[Items from a dataset]
## Begin
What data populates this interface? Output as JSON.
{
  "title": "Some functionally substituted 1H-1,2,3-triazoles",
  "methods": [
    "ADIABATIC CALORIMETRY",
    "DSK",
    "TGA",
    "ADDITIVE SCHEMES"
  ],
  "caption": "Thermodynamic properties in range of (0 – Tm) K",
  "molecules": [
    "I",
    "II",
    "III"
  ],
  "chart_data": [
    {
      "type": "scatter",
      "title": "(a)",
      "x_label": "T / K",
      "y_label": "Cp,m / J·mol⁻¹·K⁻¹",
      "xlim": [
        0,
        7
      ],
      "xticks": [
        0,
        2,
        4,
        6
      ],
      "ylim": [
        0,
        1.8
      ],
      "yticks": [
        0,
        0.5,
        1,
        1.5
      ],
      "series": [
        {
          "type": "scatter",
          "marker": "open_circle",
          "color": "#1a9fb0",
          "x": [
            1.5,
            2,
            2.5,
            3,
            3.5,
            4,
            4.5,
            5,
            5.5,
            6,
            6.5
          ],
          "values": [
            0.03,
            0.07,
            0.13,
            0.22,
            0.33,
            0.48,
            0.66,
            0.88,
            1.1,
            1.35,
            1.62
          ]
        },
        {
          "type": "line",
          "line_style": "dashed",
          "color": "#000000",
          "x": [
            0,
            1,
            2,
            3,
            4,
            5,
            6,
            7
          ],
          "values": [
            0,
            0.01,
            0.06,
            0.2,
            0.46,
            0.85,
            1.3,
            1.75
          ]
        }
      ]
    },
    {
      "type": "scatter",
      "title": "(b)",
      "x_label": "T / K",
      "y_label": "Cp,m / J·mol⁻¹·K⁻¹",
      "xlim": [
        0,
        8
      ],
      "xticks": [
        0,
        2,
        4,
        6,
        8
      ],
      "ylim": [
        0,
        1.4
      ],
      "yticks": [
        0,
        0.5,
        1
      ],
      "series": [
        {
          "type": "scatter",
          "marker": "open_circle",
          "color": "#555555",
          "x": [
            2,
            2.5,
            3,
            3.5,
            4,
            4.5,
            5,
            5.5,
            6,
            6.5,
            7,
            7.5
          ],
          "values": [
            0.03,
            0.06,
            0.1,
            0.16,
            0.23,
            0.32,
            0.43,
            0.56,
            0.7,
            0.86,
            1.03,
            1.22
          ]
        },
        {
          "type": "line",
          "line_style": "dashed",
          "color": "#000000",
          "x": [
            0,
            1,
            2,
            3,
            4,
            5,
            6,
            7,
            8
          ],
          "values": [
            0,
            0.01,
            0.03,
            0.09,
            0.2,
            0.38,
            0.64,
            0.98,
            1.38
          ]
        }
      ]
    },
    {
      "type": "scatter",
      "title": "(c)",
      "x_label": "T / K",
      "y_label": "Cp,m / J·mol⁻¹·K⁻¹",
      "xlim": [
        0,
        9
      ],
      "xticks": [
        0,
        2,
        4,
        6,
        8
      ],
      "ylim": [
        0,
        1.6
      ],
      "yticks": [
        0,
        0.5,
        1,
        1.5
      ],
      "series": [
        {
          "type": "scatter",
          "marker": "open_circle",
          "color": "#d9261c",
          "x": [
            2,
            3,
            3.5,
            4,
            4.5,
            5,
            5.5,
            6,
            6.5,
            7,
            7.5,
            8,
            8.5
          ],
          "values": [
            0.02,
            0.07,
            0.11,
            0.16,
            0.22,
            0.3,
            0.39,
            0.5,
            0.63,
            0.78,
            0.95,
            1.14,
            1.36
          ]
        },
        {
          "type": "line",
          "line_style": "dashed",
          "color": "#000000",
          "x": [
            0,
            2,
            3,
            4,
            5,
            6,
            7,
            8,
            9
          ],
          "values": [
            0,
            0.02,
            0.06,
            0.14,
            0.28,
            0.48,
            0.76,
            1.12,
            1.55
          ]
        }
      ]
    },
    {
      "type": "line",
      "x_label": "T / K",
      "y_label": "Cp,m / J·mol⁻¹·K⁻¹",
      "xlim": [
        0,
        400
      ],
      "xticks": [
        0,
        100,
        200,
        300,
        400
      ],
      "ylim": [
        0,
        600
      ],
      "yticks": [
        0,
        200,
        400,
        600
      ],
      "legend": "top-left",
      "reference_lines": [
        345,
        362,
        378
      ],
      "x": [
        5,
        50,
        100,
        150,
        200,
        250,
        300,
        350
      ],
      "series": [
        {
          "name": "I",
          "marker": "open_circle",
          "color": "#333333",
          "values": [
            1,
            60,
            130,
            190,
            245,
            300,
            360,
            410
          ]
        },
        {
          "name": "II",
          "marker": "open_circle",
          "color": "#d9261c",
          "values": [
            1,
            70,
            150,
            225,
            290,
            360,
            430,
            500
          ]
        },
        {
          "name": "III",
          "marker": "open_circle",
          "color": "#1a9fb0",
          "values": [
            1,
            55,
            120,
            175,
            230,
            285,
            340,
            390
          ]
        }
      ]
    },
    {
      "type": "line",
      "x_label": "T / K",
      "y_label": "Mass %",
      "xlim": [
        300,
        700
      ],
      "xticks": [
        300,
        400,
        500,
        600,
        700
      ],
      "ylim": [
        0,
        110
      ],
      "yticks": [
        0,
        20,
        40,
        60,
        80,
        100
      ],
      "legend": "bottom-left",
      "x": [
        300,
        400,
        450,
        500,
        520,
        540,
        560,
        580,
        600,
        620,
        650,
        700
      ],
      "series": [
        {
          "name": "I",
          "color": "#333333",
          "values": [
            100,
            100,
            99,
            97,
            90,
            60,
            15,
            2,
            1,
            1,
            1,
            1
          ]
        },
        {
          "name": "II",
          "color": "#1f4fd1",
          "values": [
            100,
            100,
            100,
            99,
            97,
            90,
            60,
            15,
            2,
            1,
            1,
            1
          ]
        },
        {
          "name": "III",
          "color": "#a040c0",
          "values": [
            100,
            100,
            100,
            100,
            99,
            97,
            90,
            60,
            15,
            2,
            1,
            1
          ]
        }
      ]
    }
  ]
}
## End
_EXERCISE DESCRIPTION_
Print every record above exactly as written.

_CORRECT OUTPUT_
What data populates this interface? Output as JSON.
{
  "title": "Some functionally substituted 1H-1,2,3-triazoles",
  "methods": [
    "ADIABATIC CALORIMETRY",
    "DSK",
    "TGA",
    "ADDITIVE SCHEMES"
  ],
  "caption": "Thermodynamic properties in range of (0 – Tm) K",
  "molecules": [
    "I",
    "II",
    "III"
  ],
  "chart_data": [
    {
      "type": "scatter",
      "title": "(a)",
      "x_label": "T / K",
      "y_label": "Cp,m / J·mol⁻¹·K⁻¹",
      "xlim": [
        0,
        7
      ],
      "xticks": [
        0,
        2,
        4,
        6
      ],
      "ylim": [
        0,
        1.8
      ],
      "yticks": [
        0,
        0.5,
        1,
        1.5
      ],
      "series": [
        {
          "type": "scatter",
          "marker": "open_circle",
          "color": "#1a9fb0",
          "x": [
            1.5,
            2,
            2.5,
            3,
            3.5,
            4,
            4.5,
            5,
            5.5,
            6,
            6.5
          ],
          "values": [
            0.03,
            0.07,
            0.13,
            0.22,
            0.33,
            0.48,
            0.66,
            0.88,
            1.1,
            1.35,
            1.62
          ]
        },
        {
          "type": "line",
          "line_style": "dashed",
          "color": "#000000",
          "x": [
            0,
            1,
            2,
            3,
            4,
            5,
            6,
            7
          ],
          "values": [
            0,
            0.01,
            0.06,
            0.2,
            0.46,
            0.85,
            1.3,
            1.75
          ]
        }
      ]
    },
    {
      "type": "scatter",
      "title": "(b)",
      "x_label": "T / K",
      "y_label": "Cp,m / J·mol⁻¹·K⁻¹",
      "xlim": [
        0,
        8
      ],
      "xticks": [
        0,
        2,
        4,
        6,
        8
      ],
      "ylim": [
        0,
        1.4
      ],
      "yticks": [
        0,
        0.5,
        1
      ],
      "series": [
        {
          "type": "scatter",
          "marker": "open_circle",
          "color": "#555555",
          "x": [
            2,
            2.5,
            3,
            3.5,
            4,
            4.5,
            5,
            5.5,
            6,
            6.5,
            7,
            7.5
          ],
          "values": [
            0.03,
            0.06,
            0.1,
            0.16,
            0.23,
            0.32,
            0.43,
            0.56,
            0.7,
            0.86,
            1.03,
            1.22
          ]
        },
        {
          "type": "line",
          "line_style": "dashed",
          "color": "#000000",
          "x": [
            0,
            1,
            2,
            3,
            4,
            5,
            6,
            7,
            8
          ],
          "values": [
            0,
            0.01,
            0.03,
            0.09,
            0.2,
            0.38,
            0.64,
            0.98,
            1.38
          ]
        }
      ]
    },
    {
      "type": "scatter",
      "title": "(c)",
      "x_label": "T / K",
      "y_label": "Cp,m / J·mol⁻¹·K⁻¹",
      "xlim": [
        0,
        9
      ],
      "xticks": [
        0,
        2,
        4,
        6,
        8
      ],
      "ylim": [
        0,
        1.6
      ],
      "yticks": [
        0,
        0.5,
        1,
        1.5
      ],
      "series": [
        {
          "type": "scatter",
          "marker": "open_circle",
          "color": "#d9261c",
          "x": [
            2,
            3,
            3.5,
            4,
            4.5,
            5,
            5.5,
            6,
            6.5,
            7,
            7.5,
            8,
            8.5
          ],
          "values": [
            0.02,
            0.07,
            0.11,
            0.16,
            0.22,
            0.3,
            0.39,
            0.5,
            0.63,
            0.78,
            0.95,
            1.14,
            1.36
          ]
        },
        {
          "type": "line",
          "line_style": "dashed",
          "color": "#000000",
          "x": [
            0,
            2,
            3,
            4,
            5,
            6,
            7,
            8,
            9
          ],
          "values": [
            0,
            0.02,
            0.06,
            0.14,
            0.28,
            0.48,
            0.76,
            1.12,
            1.55
          ]
        }
      ]
    },
    {
      "type": "line",
      "x_label": "T / K",
      "y_label": "Cp,m / J·mol⁻¹·K⁻¹",
      "xlim": [
        0,
        400
      ],
      "xticks": [
        0,
        100,
        200,
        300,
        400
      ],
      "ylim": [
        0,
        600
      ],
      "yticks": [
        0,
        200,
        400,
        600
      ],
      "legend": "top-left",
      "reference_lines": [
        345,
        362,
        378
      ],
      "x": [
        5,
        50,
        100,
        150,
        200,
        250,
        300,
        350
      ],
      "series": [
        {
          "name": "I",
          "marker": "open_circle",
          "color": "#333333",
          "values": [
            1,
            60,
            130,
            190,
            245,
            300,
            360,
            410
          ]
        },
        {
          "name": "II",
          "marker": "open_circle",
          "color": "#d9261c",
          "values": [
            1,
            70,
            150,
            225,
            290,
            360,
            430,
            500
          ]
        },
        {
          "name": "III",
          "marker": "open_circle",
          "color": "#1a9fb0",
          "values": [
            1,
            55,
            120,
            175,
            230,
            285,
            340,
            390
          ]
        }
      ]
    },
    {
      "type": "line",
      "x_label": "T / K",
      "y_label": "Mass %",
      "xlim": [
        300,
        700
      ],
      "xticks": [
        300,
        400,
        500,
        600,
        700
      ],
      "ylim": [
        0,
        110
      ],
      "yticks": [
        0,
        20,
        40,
        60,
        80,
        100
      ],
      "legend": "bottom-left",
      "x": [
        300,
        400,
        450,
        500,
        520,
        540,
        560,
        580,
        600,
        620,
        650,
        700
      ],
      "series": [
        {
          "name": "I",
          "color": "#333333",
          "values": [
            100,
            100,
            99,
            97,
            90,
            60,
            15,
            2,
            1,
            1,
            1,
            1
          ]
        },
        {
          "name": "II",
          "color": "#1f4fd1",
          "values": [
            100,
            100,
            100,
            99,
            97,
            90,
            60,
            15,
            2,
            1,
            1,
            1
          ]
        },
        {
          "name": "III",
          "color": "#a040c0",
          "values": [
            100,
            100,
            100,
            100,
            99,
            97,
            90,
            60,
            15,
            2,
            1,
            1
          ]
        }
      ]
    }
  ]
}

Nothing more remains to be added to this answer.